Data for this task Block Start

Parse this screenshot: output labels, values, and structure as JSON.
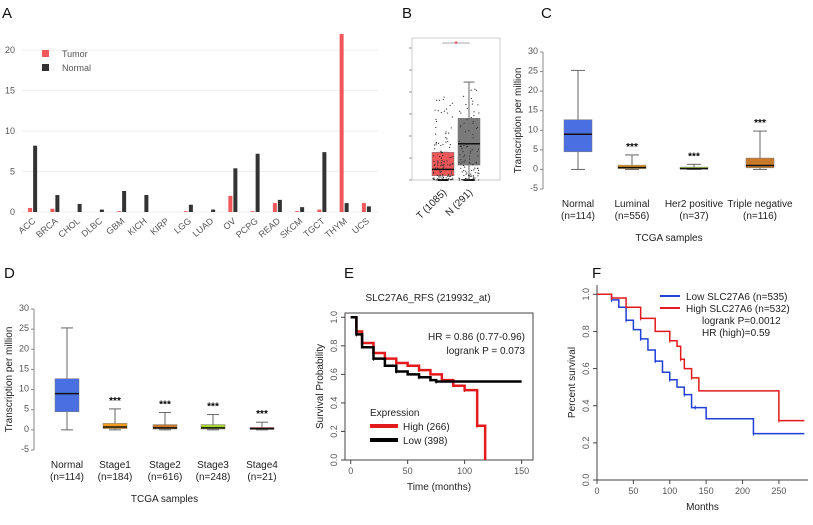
{
  "panel_letters": [
    "A",
    "B",
    "C",
    "D",
    "E",
    "F"
  ],
  "chart_data": [
    {
      "id": "A",
      "type": "bar",
      "categories": [
        "ACC",
        "BRCA",
        "CHOL",
        "DLBC",
        "GBM",
        "KICH",
        "KIRP",
        "LGG",
        "LUAD",
        "OV",
        "PCPG",
        "READ",
        "SKCM",
        "TGCT",
        "THYM",
        "UCS"
      ],
      "series": [
        {
          "name": "Tumor",
          "color": "#f0575a",
          "values": [
            0.5,
            0.4,
            0,
            0,
            0.1,
            0,
            0,
            0.1,
            0,
            2.0,
            0.1,
            1.1,
            0.1,
            0.3,
            22,
            1.1
          ]
        },
        {
          "name": "Normal",
          "color": "#333333",
          "values": [
            8.2,
            2.1,
            1.0,
            0.3,
            2.6,
            2.1,
            0,
            0.9,
            0.3,
            5.4,
            7.2,
            1.5,
            0.6,
            7.4,
            1.1,
            0.7
          ]
        }
      ],
      "yticks": [
        0,
        5,
        10,
        15,
        20
      ],
      "ylim": [
        0,
        22.5
      ],
      "legend": "top-left",
      "grid": true
    },
    {
      "id": "B",
      "type": "box",
      "categories": [
        "T (1085)",
        "N (291)"
      ],
      "colors": [
        "#f0575a",
        "#7a7a7a"
      ],
      "boxes": [
        {
          "min": 0,
          "q1": 0.2,
          "median": 0.5,
          "q3": 1.3,
          "max": 1.3
        },
        {
          "min": 0,
          "q1": 0.7,
          "median": 1.7,
          "q3": 2.9,
          "max": 4.6
        }
      ],
      "ylim": [
        0,
        6.2
      ],
      "significance": "*"
    },
    {
      "id": "C",
      "type": "box",
      "ylabel": "Transcription per million",
      "xlabel": "TCGA samples",
      "ylim": [
        -5,
        30
      ],
      "yticks": [
        -5,
        0,
        5,
        10,
        15,
        20,
        25,
        30
      ],
      "categories": [
        "Normal",
        "Luminal",
        "Her2 positive",
        "Triple negative"
      ],
      "counts": [
        "(n=114)",
        "(n=556)",
        "(n=37)",
        "(n=116)"
      ],
      "colors": [
        "#4a6fe3",
        "#f39c1a",
        "#a8d430",
        "#c87a2a"
      ],
      "boxes": [
        {
          "min": 0,
          "q1": 4.5,
          "median": 9,
          "q3": 12.7,
          "max": 25.3
        },
        {
          "min": 0,
          "q1": 0.2,
          "median": 0.5,
          "q3": 1.1,
          "max": 3.7
        },
        {
          "min": 0,
          "q1": 0.1,
          "median": 0.2,
          "q3": 0.6,
          "max": 1.3
        },
        {
          "min": 0,
          "q1": 0.4,
          "median": 1,
          "q3": 2.9,
          "max": 9.8
        }
      ],
      "annotations": [
        "",
        "***",
        "***",
        "***"
      ]
    },
    {
      "id": "D",
      "type": "box",
      "ylabel": "Transcription per million",
      "xlabel": "TCGA samples",
      "ylim": [
        -5,
        30
      ],
      "yticks": [
        -5,
        0,
        5,
        10,
        15,
        20,
        25,
        30
      ],
      "categories": [
        "Normal",
        "Stage1",
        "Stage2",
        "Stage3",
        "Stage4"
      ],
      "counts": [
        "(n=114)",
        "(n=184)",
        "(n=616)",
        "(n=248)",
        "(n=21)"
      ],
      "colors": [
        "#4a6fe3",
        "#f39c1a",
        "#c87a2a",
        "#a8d430",
        "#e03a2a"
      ],
      "boxes": [
        {
          "min": 0,
          "q1": 4.5,
          "median": 9,
          "q3": 12.7,
          "max": 25.3
        },
        {
          "min": 0,
          "q1": 0.3,
          "median": 0.7,
          "q3": 1.6,
          "max": 5.2
        },
        {
          "min": 0,
          "q1": 0.2,
          "median": 0.5,
          "q3": 1.3,
          "max": 4.3
        },
        {
          "min": 0,
          "q1": 0.2,
          "median": 0.5,
          "q3": 1.3,
          "max": 3.8
        },
        {
          "min": 0,
          "q1": 0.1,
          "median": 0.3,
          "q3": 0.6,
          "max": 1.9
        }
      ],
      "annotations": [
        "",
        "***",
        "***",
        "***",
        "***"
      ]
    },
    {
      "id": "E",
      "type": "line",
      "title": "SLC27A6_RFS  (219932_at)",
      "xlabel": "Time (months)",
      "ylabel": "Survival Probability",
      "xticks": [
        0,
        50,
        100,
        150
      ],
      "yticks": [
        0,
        0.2,
        0.4,
        0.6,
        0.8,
        1.0
      ],
      "xlim": [
        -5,
        160
      ],
      "ylim": [
        0,
        1.03
      ],
      "annotation": [
        "HR = 0.86 (0.77-0.96)",
        "logrank P = 0.073"
      ],
      "legend_title": "Expression",
      "series": [
        {
          "name": "High (266)",
          "color": "#e31a1c",
          "x": [
            0,
            5,
            10,
            20,
            30,
            40,
            50,
            60,
            70,
            80,
            90,
            100,
            110,
            111,
            117,
            118
          ],
          "y": [
            1,
            0.9,
            0.82,
            0.75,
            0.71,
            0.68,
            0.66,
            0.63,
            0.6,
            0.56,
            0.52,
            0.49,
            0.49,
            0.24,
            0.24,
            0
          ]
        },
        {
          "name": "Low (398)",
          "color": "#000000",
          "x": [
            0,
            5,
            10,
            20,
            30,
            40,
            50,
            60,
            70,
            75,
            150
          ],
          "y": [
            1,
            0.88,
            0.79,
            0.71,
            0.66,
            0.62,
            0.6,
            0.58,
            0.56,
            0.55,
            0.55
          ]
        }
      ]
    },
    {
      "id": "F",
      "type": "line",
      "xlabel": "Months",
      "ylabel": "Percent survival",
      "xticks": [
        0,
        50,
        100,
        150,
        200,
        250
      ],
      "yticks": [
        0,
        0.2,
        0.4,
        0.6,
        0.8,
        1.0
      ],
      "xlim": [
        0,
        290
      ],
      "ylim": [
        0,
        1.05
      ],
      "annotation": [
        "logrank P=0.0012",
        "HR (high)=0.59"
      ],
      "series": [
        {
          "name": "Low SLC27A6 (n=535)",
          "color": "#1f3fd6",
          "x": [
            0,
            20,
            30,
            40,
            50,
            60,
            70,
            80,
            90,
            100,
            110,
            120,
            130,
            135,
            150,
            215,
            285
          ],
          "y": [
            1,
            0.97,
            0.93,
            0.86,
            0.81,
            0.76,
            0.7,
            0.64,
            0.58,
            0.54,
            0.5,
            0.46,
            0.39,
            0.39,
            0.33,
            0.25,
            0.25
          ]
        },
        {
          "name": "High SLC27A6 (n=532)",
          "color": "#e31a1c",
          "x": [
            0,
            20,
            40,
            60,
            80,
            100,
            110,
            115,
            120,
            130,
            140,
            250,
            285
          ],
          "y": [
            1,
            0.98,
            0.93,
            0.87,
            0.8,
            0.75,
            0.72,
            0.65,
            0.6,
            0.55,
            0.48,
            0.32,
            0.32
          ]
        }
      ]
    }
  ]
}
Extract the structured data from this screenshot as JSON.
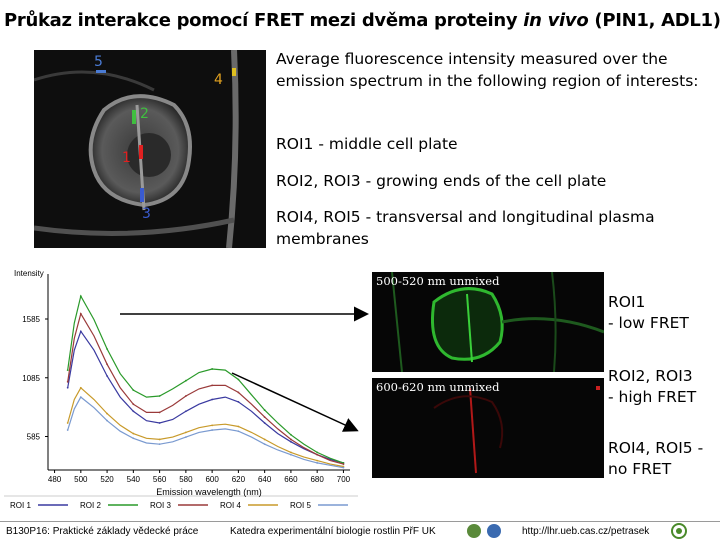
{
  "title": {
    "main": "Průkaz interakce pomocí FRET mezi dvěma proteiny ",
    "italic": "in vivo",
    "tail": " (PIN1, ADL1)"
  },
  "micrograph": {
    "roi_labels": [
      {
        "text": "5",
        "color": "#4a7bd4"
      },
      {
        "text": "4",
        "color": "#e0a020"
      },
      {
        "text": "2",
        "color": "#3fbf3f"
      },
      {
        "text": "1",
        "color": "#e02020"
      },
      {
        "text": "3",
        "color": "#3a5bd0"
      }
    ]
  },
  "description": {
    "intro": "Average fluorescence intensity measured over the emission spectrum in the following region of interests:",
    "roi1": "ROI1 - middle cell plate",
    "roi23": "ROI2, ROI3 - growing ends of the cell plate",
    "roi45": "ROI4, ROI5 - transversal and longitudinal plasma membranes"
  },
  "chart_data": {
    "type": "line",
    "ylabel": "Intensity",
    "xlabel": "Emission wavelength (nm)",
    "y_ticks": [
      1585,
      1085,
      585
    ],
    "x_ticks": [
      480,
      500,
      520,
      540,
      560,
      580,
      600,
      620,
      640,
      660,
      680,
      700
    ],
    "x": [
      490,
      495,
      500,
      510,
      520,
      530,
      540,
      550,
      560,
      570,
      580,
      590,
      600,
      610,
      620,
      630,
      640,
      650,
      660,
      670,
      680,
      690,
      700
    ],
    "series": [
      {
        "name": "ROI 1",
        "color": "#3a3aa0",
        "values": [
          1000,
          1320,
          1480,
          1320,
          1100,
          920,
          800,
          720,
          700,
          730,
          800,
          860,
          900,
          920,
          880,
          800,
          700,
          610,
          540,
          480,
          430,
          390,
          360
        ]
      },
      {
        "name": "ROI 2",
        "color": "#2a9a2a",
        "values": [
          1150,
          1550,
          1780,
          1580,
          1330,
          1120,
          980,
          920,
          930,
          990,
          1060,
          1130,
          1160,
          1150,
          1070,
          940,
          810,
          700,
          600,
          520,
          450,
          400,
          360
        ]
      },
      {
        "name": "ROI 3",
        "color": "#9a3a3a",
        "values": [
          1050,
          1420,
          1630,
          1440,
          1200,
          1000,
          860,
          790,
          790,
          850,
          930,
          990,
          1020,
          1020,
          960,
          860,
          750,
          650,
          560,
          490,
          430,
          380,
          350
        ]
      },
      {
        "name": "ROI 4",
        "color": "#c89a2a",
        "values": [
          700,
          900,
          1000,
          900,
          780,
          680,
          610,
          570,
          560,
          580,
          620,
          660,
          680,
          690,
          670,
          620,
          560,
          500,
          450,
          410,
          380,
          350,
          330
        ]
      },
      {
        "name": "ROI 5",
        "color": "#7a9ad0",
        "values": [
          640,
          820,
          920,
          830,
          720,
          630,
          570,
          530,
          520,
          540,
          580,
          620,
          640,
          650,
          630,
          580,
          520,
          470,
          430,
          390,
          360,
          340,
          320
        ]
      }
    ],
    "ylim": [
      300,
      1900
    ],
    "xlim": [
      475,
      705
    ],
    "legend": [
      "ROI 1",
      "ROI 2",
      "ROI 3",
      "ROI 4",
      "ROI 5"
    ],
    "legend_placement": "bottom"
  },
  "panels": {
    "top_label": "500-520 nm unmixed",
    "bottom_label": "600-620 nm unmixed",
    "top_color": "#2fb82f",
    "bottom_color": "#c82020"
  },
  "fret": {
    "roi1_a": "ROI1",
    "roi1_b": "- low FRET",
    "roi23_a": "ROI2, ROI3",
    "roi23_b": "- high FRET",
    "roi45_a": "ROI4, ROI5 -",
    "roi45_b": "no FRET"
  },
  "footer": {
    "course": "B130P16: Praktické základy vědecké práce",
    "dept": "Katedra experimentální biologie rostlin PřF UK",
    "url": "http://lhr.ueb.cas.cz/petrasek"
  }
}
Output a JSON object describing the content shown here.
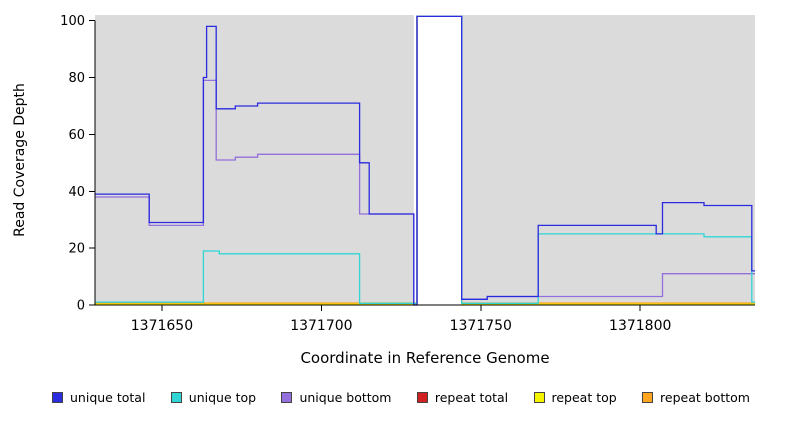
{
  "chart_data": {
    "type": "line",
    "title": "",
    "xlabel": "Coordinate in Reference Genome",
    "ylabel": "Read Coverage Depth",
    "xlim": [
      1371629,
      1371836
    ],
    "ylim": [
      0,
      102
    ],
    "x_ticks": [
      1371650,
      1371700,
      1371750,
      1371800
    ],
    "y_ticks": [
      0,
      20,
      40,
      60,
      80,
      100
    ],
    "plot_background": "#DBDBDB",
    "gap_band": {
      "x_start": 1371729,
      "x_end": 1371744,
      "color": "#FFFFFF",
      "note": "off-scale coverage region, lines clipped at top of axis"
    },
    "series": [
      {
        "name": "repeat total",
        "color": "#D02020",
        "steps": [
          [
            1371629,
            1371730,
            0.4
          ],
          [
            1371730,
            1371744,
            101.5
          ],
          [
            1371744,
            1371836,
            0.4
          ]
        ]
      },
      {
        "name": "repeat top",
        "color": "#F5F500",
        "steps": [
          [
            1371629,
            1371730,
            0.4
          ],
          [
            1371730,
            1371744,
            101.5
          ],
          [
            1371744,
            1371836,
            0.4
          ]
        ]
      },
      {
        "name": "repeat bottom",
        "color": "#FFA520",
        "steps": [
          [
            1371629,
            1371730,
            0.7
          ],
          [
            1371730,
            1371744,
            101.5
          ],
          [
            1371744,
            1371836,
            0.7
          ]
        ]
      },
      {
        "name": "unique bottom",
        "color": "#9370DB",
        "steps": [
          [
            1371629,
            1371646,
            38
          ],
          [
            1371646,
            1371663,
            28
          ],
          [
            1371663,
            1371667,
            79
          ],
          [
            1371667,
            1371673,
            51
          ],
          [
            1371673,
            1371680,
            52
          ],
          [
            1371680,
            1371712,
            53
          ],
          [
            1371712,
            1371729,
            32
          ],
          [
            1371729,
            1371730,
            0.5
          ],
          [
            1371730,
            1371744,
            101.5
          ],
          [
            1371744,
            1371752,
            2
          ],
          [
            1371752,
            1371807,
            3
          ],
          [
            1371807,
            1371836,
            11
          ]
        ]
      },
      {
        "name": "unique top",
        "color": "#30D5D5",
        "steps": [
          [
            1371629,
            1371663,
            1
          ],
          [
            1371663,
            1371668,
            19
          ],
          [
            1371668,
            1371712,
            18
          ],
          [
            1371712,
            1371730,
            0.6
          ],
          [
            1371730,
            1371744,
            101.5
          ],
          [
            1371744,
            1371768,
            0.6
          ],
          [
            1371768,
            1371820,
            25
          ],
          [
            1371820,
            1371835,
            24
          ],
          [
            1371835,
            1371836,
            1
          ]
        ]
      },
      {
        "name": "unique total",
        "color": "#2B2BE0",
        "steps": [
          [
            1371629,
            1371646,
            39
          ],
          [
            1371646,
            1371663,
            29
          ],
          [
            1371663,
            1371664,
            80
          ],
          [
            1371664,
            1371667,
            98
          ],
          [
            1371667,
            1371673,
            69
          ],
          [
            1371673,
            1371680,
            70
          ],
          [
            1371680,
            1371712,
            71
          ],
          [
            1371712,
            1371715,
            50
          ],
          [
            1371715,
            1371729,
            32
          ],
          [
            1371729,
            1371730,
            0
          ],
          [
            1371730,
            1371744,
            101.5
          ],
          [
            1371744,
            1371752,
            2
          ],
          [
            1371752,
            1371768,
            3
          ],
          [
            1371768,
            1371805,
            28
          ],
          [
            1371805,
            1371807,
            25
          ],
          [
            1371807,
            1371820,
            36
          ],
          [
            1371820,
            1371835,
            35
          ],
          [
            1371835,
            1371836,
            12
          ]
        ]
      }
    ]
  },
  "legend": {
    "items": [
      {
        "label": "unique total",
        "color": "#2B2BE0"
      },
      {
        "label": "unique top",
        "color": "#30D5D5"
      },
      {
        "label": "unique bottom",
        "color": "#9370DB"
      },
      {
        "label": "repeat total",
        "color": "#D02020"
      },
      {
        "label": "repeat top",
        "color": "#F5F500"
      },
      {
        "label": "repeat bottom",
        "color": "#FFA520"
      }
    ]
  }
}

Data for this task Block End

-- Goal of the exercise --
Search the records for the string "unmixed" and return every line in which it occurs.

-- Result for this task --
    "top_label": "500-520 nm unmixed",
    "bottom_label": "600-620 nm unmixed",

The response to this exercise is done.